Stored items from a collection
——————

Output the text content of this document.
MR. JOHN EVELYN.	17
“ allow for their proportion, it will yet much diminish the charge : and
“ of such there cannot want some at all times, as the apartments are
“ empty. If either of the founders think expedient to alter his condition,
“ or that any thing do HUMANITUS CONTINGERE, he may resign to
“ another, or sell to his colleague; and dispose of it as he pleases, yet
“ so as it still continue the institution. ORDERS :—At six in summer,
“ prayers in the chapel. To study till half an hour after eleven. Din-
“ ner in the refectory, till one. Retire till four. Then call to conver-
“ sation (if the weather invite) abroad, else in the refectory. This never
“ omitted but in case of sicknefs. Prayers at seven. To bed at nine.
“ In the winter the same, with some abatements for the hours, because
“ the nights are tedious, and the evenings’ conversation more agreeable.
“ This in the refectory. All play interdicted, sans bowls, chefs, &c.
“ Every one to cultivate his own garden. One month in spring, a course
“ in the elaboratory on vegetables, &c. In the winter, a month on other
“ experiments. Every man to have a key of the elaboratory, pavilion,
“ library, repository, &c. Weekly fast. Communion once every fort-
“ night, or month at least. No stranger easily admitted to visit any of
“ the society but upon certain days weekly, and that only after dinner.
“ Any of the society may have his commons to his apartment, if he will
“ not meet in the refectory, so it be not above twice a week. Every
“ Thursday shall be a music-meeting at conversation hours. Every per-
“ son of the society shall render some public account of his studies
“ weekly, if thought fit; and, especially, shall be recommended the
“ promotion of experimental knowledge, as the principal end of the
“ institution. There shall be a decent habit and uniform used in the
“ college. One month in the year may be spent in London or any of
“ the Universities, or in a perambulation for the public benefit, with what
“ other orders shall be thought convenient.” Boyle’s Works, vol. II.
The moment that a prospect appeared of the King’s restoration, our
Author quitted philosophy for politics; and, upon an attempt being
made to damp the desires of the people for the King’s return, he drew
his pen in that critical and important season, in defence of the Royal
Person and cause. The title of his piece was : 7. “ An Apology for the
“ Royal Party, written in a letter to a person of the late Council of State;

——————

TASK DETAILS ->
Extract all of the data above without altering anything.

OUTPUT FOR THIS TASK ->
Output the text content of this document.
MR. JOHN EVELYN.	17
“ allow for their proportion, it will yet much diminish the charge : and
“ of such there cannot want some at all times, as the apartments are
“ empty. If either of the founders think expedient to alter his condition,
“ or that any thing do HUMANITUS CONTINGERE, he may resign to
“ another, or sell to his colleague; and dispose of it as he pleases, yet
“ so as it still continue the institution. ORDERS :—At six in summer,
“ prayers in the chapel. To study till half an hour after eleven. Din-
“ ner in the refectory, till one. Retire till four. Then call to conver-
“ sation (if the weather invite) abroad, else in the refectory. This never
“ omitted but in case of sicknefs. Prayers at seven. To bed at nine.
“ In the winter the same, with some abatements for the hours, because
“ the nights are tedious, and the evenings’ conversation more agreeable.
“ This in the refectory. All play interdicted, sans bowls, chefs, &c.
“ Every one to cultivate his own garden. One month in spring, a course
“ in the elaboratory on vegetables, &c. In the winter, a month on other
“ experiments. Every man to have a key of the elaboratory, pavilion,
“ library, repository, &c. Weekly fast. Communion once every fort-
“ night, or month at least. No stranger easily admitted to visit any of
“ the society but upon certain days weekly, and that only after dinner.
“ Any of the society may have his commons to his apartment, if he will
“ not meet in the refectory, so it be not above twice a week. Every
“ Thursday shall be a music-meeting at conversation hours. Every per-
“ son of the society shall render some public account of his studies
“ weekly, if thought fit; and, especially, shall be recommended the
“ promotion of experimental knowledge, as the principal end of the
“ institution. There shall be a decent habit and uniform used in the
“ college. One month in the year may be spent in London or any of
“ the Universities, or in a perambulation for the public benefit, with what
“ other orders shall be thought convenient.” Boyle’s Works, vol. II.
The moment that a prospect appeared of the King’s restoration, our
Author quitted philosophy for politics; and, upon an attempt being
made to damp the desires of the people for the King’s return, he drew
his pen in that critical and important season, in defence of the Royal
Person and cause. The title of his piece was : 7. “ An Apology for the
“ Royal Party, written in a letter to a person of the late Council of State;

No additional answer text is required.